[begin Dataset]

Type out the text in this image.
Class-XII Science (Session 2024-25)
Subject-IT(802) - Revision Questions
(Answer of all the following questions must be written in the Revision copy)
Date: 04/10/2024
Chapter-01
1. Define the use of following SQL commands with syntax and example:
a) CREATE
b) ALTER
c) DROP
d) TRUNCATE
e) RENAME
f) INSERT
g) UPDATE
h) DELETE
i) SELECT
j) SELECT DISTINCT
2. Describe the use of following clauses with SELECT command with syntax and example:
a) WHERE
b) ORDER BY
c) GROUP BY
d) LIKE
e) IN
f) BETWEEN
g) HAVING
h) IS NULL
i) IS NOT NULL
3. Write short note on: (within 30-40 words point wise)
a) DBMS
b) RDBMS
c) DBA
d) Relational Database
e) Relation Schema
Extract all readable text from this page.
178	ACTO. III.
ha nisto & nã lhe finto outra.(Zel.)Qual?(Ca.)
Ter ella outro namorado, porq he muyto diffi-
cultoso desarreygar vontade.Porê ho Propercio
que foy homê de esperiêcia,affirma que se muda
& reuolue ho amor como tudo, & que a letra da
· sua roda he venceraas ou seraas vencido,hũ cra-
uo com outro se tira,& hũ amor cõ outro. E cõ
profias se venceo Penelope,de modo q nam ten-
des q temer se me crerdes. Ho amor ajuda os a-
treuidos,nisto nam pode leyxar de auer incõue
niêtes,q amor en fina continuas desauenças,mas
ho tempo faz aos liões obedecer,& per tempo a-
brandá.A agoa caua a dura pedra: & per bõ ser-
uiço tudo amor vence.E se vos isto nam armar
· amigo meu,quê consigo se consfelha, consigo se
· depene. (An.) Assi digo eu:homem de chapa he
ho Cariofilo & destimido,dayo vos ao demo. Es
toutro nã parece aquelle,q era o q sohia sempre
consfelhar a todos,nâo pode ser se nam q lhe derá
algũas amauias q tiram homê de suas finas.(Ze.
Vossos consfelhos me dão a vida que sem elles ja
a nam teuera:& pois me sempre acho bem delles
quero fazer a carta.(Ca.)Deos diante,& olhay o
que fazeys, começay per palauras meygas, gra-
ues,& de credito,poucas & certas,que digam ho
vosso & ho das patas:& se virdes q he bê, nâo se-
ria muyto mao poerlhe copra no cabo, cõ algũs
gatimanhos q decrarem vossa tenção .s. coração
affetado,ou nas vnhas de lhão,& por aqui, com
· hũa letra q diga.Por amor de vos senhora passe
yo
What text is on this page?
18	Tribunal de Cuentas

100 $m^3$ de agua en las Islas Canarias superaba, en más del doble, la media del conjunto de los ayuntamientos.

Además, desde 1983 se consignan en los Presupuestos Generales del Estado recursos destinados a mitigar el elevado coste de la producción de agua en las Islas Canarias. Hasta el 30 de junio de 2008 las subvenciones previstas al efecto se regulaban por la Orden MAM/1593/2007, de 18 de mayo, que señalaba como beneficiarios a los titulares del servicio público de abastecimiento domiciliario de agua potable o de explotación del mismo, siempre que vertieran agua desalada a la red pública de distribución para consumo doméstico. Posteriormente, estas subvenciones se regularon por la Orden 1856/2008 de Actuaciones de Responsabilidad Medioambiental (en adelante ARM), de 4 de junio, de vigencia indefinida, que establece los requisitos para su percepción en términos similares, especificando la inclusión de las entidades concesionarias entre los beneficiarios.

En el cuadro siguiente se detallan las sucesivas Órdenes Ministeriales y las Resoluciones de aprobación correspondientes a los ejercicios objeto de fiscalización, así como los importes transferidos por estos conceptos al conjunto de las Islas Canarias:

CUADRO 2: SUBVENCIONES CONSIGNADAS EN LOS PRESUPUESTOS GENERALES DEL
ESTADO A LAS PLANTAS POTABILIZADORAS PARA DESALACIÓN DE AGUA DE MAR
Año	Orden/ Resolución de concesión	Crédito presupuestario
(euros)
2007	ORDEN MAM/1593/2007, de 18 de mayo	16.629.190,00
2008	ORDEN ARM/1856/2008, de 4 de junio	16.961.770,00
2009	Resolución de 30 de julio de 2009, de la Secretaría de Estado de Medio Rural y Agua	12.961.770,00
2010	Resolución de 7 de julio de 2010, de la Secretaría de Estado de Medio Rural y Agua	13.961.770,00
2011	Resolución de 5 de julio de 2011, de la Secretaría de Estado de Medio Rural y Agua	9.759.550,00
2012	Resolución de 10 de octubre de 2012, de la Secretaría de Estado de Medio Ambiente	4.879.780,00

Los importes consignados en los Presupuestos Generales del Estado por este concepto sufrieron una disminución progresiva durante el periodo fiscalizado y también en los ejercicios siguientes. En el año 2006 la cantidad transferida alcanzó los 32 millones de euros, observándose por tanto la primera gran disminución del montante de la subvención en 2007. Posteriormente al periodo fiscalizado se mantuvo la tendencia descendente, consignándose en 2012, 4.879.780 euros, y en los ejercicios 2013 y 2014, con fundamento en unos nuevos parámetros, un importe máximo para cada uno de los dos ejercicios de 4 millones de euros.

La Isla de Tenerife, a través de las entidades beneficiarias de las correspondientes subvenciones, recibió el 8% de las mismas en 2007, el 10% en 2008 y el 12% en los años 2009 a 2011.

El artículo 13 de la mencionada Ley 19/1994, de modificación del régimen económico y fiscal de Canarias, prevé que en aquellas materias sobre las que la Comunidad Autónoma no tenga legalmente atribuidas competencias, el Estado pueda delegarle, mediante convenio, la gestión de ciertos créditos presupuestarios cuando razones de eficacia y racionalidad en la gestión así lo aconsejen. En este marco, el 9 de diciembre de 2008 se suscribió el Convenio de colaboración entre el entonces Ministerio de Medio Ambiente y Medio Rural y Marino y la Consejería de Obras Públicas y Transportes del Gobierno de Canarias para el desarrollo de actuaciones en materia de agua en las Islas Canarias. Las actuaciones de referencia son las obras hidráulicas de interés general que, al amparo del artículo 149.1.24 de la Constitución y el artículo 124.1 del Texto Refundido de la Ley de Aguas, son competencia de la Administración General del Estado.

[end Dataset]

Given exercise:
Copy every line in the listing above where the string "SELECT" turns up.

Right answer:
i) SELECT
j) SELECT DISTINCT
2. Describe the use of following clauses with SELECT command with syntax and example:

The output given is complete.